WHAT THE TASK REQUIRES
Copy the lines below as they are; omit the images they contain.
[BEGIN]
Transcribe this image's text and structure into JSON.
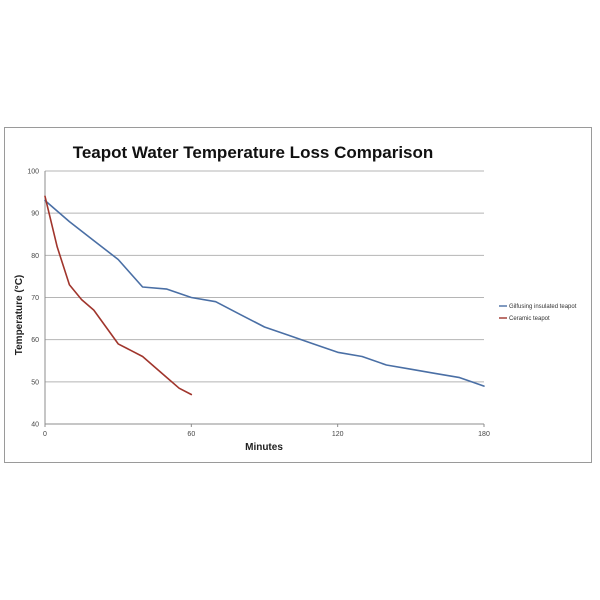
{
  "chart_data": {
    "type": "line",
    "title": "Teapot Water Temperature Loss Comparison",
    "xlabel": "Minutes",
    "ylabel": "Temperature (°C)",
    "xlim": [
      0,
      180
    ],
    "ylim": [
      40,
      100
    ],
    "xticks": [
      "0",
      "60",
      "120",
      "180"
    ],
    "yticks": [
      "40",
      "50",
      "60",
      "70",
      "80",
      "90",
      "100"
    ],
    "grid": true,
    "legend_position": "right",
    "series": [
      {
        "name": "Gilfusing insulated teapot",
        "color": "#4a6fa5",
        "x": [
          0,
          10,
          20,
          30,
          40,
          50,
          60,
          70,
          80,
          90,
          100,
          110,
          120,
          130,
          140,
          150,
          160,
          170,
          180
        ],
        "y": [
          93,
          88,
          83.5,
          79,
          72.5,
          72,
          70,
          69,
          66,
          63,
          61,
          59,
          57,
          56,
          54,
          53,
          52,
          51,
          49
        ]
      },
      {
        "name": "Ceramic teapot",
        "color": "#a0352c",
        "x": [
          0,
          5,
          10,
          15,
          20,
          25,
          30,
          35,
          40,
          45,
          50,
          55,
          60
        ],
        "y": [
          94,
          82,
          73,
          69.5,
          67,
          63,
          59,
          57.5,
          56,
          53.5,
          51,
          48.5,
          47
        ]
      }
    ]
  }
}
[END]
RESPONSE BELOW
Transcribe this image's text and structure into JSON.
{
  "chart_data": {
    "type": "line",
    "title": "Teapot Water Temperature Loss Comparison",
    "xlabel": "Minutes",
    "ylabel": "Temperature (°C)",
    "xlim": [
      0,
      180
    ],
    "ylim": [
      40,
      100
    ],
    "xticks": [
      "0",
      "60",
      "120",
      "180"
    ],
    "yticks": [
      "40",
      "50",
      "60",
      "70",
      "80",
      "90",
      "100"
    ],
    "grid": true,
    "legend_position": "right",
    "series": [
      {
        "name": "Gilfusing insulated teapot",
        "color": "#4a6fa5",
        "x": [
          0,
          10,
          20,
          30,
          40,
          50,
          60,
          70,
          80,
          90,
          100,
          110,
          120,
          130,
          140,
          150,
          160,
          170,
          180
        ],
        "y": [
          93,
          88,
          83.5,
          79,
          72.5,
          72,
          70,
          69,
          66,
          63,
          61,
          59,
          57,
          56,
          54,
          53,
          52,
          51,
          49
        ]
      },
      {
        "name": "Ceramic teapot",
        "color": "#a0352c",
        "x": [
          0,
          5,
          10,
          15,
          20,
          25,
          30,
          35,
          40,
          45,
          50,
          55,
          60
        ],
        "y": [
          94,
          82,
          73,
          69.5,
          67,
          63,
          59,
          57.5,
          56,
          53.5,
          51,
          48.5,
          47
        ]
      }
    ]
  }
}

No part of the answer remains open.